Give every line below again, exactly.

## Records supplied
········

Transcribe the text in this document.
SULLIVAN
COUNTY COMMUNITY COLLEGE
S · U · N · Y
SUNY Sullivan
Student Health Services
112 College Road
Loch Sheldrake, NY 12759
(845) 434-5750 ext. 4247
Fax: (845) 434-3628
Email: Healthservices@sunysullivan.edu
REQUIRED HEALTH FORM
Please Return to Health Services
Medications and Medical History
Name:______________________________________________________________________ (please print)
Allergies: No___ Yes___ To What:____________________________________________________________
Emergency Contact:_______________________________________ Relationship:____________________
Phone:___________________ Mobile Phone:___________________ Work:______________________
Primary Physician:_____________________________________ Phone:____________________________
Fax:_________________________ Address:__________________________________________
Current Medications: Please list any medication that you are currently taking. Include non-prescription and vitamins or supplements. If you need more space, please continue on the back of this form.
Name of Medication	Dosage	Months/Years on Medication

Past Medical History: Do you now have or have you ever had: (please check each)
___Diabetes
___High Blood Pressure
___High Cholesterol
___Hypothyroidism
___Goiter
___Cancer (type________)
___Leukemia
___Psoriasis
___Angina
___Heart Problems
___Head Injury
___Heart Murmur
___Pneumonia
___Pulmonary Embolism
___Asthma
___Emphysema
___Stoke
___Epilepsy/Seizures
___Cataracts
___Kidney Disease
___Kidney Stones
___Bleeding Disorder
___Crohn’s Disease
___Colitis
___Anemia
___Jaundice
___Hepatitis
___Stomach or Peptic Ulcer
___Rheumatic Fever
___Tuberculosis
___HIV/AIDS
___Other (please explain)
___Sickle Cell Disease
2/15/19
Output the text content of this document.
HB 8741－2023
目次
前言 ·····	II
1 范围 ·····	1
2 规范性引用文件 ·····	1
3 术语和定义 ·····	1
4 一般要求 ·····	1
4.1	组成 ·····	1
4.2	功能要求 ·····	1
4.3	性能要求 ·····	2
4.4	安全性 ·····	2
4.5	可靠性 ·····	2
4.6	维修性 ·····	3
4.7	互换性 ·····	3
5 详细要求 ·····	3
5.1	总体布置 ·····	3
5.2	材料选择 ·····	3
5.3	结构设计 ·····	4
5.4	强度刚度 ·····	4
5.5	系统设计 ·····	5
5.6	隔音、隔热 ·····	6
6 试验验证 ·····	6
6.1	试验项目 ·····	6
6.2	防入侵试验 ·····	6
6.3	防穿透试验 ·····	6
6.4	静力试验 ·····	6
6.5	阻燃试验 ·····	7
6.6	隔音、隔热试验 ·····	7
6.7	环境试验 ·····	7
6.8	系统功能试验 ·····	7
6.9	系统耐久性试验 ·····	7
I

········

## Answer to the task
Transcribe the text in this document.
SULLIVAN
COUNTY COMMUNITY COLLEGE
S · U · N · Y
SUNY Sullivan
Student Health Services
112 College Road
Loch Sheldrake, NY 12759
(845) 434-5750 ext. 4247
Fax: (845) 434-3628
Email: Healthservices@sunysullivan.edu
REQUIRED HEALTH FORM
Please Return to Health Services
Medications and Medical History
Name:______________________________________________________________________ (please print)
Allergies: No___ Yes___ To What:____________________________________________________________
Emergency Contact:_______________________________________ Relationship:____________________
Phone:___________________ Mobile Phone:___________________ Work:______________________
Primary Physician:_____________________________________ Phone:____________________________
Fax:_________________________ Address:__________________________________________
Current Medications: Please list any medication that you are currently taking. Include non-prescription and vitamins or supplements. If you need more space, please continue on the back of this form.
Name of Medication	Dosage	Months/Years on Medication

Past Medical History: Do you now have or have you ever had: (please check each)
___Diabetes
___High Blood Pressure
___High Cholesterol
___Hypothyroidism
___Goiter
___Cancer (type________)
___Leukemia
___Psoriasis
___Angina
___Heart Problems
___Head Injury
___Heart Murmur
___Pneumonia
___Pulmonary Embolism
___Asthma
___Emphysema
___Stoke
___Epilepsy/Seizures
___Cataracts
___Kidney Disease
___Kidney Stones
___Bleeding Disorder
___Crohn’s Disease
___Colitis
___Anemia
___Jaundice
___Hepatitis
___Stomach or Peptic Ulcer
___Rheumatic Fever
___Tuberculosis
___HIV/AIDS
___Other (please explain)
___Sickle Cell Disease
2/15/19
Output the text content of this document.
HB 8741－2023
目次
前言 ·····	II
1 范围 ·····	1
2 规范性引用文件 ·····	1
3 术语和定义 ·····	1
4 一般要求 ·····	1
4.1	组成 ·····	1
4.2	功能要求 ·····	1
4.3	性能要求 ·····	2
4.4	安全性 ·····	2
4.5	可靠性 ·····	2
4.6	维修性 ·····	3
4.7	互换性 ·····	3
5 详细要求 ·····	3
5.1	总体布置 ·····	3
5.2	材料选择 ·····	3
5.3	结构设计 ·····	4
5.4	强度刚度 ·····	4
5.5	系统设计 ·····	5
5.6	隔音、隔热 ·····	6
6 试验验证 ·····	6
6.1	试验项目 ·····	6
6.2	防入侵试验 ·····	6
6.3	防穿透试验 ·····	6
6.4	静力试验 ·····	6
6.5	阻燃试验 ·····	7
6.6	隔音、隔热试验 ·····	7
6.7	环境试验 ·····	7
6.8	系统功能试验 ·····	7
6.9	系统耐久性试验 ·····	7
I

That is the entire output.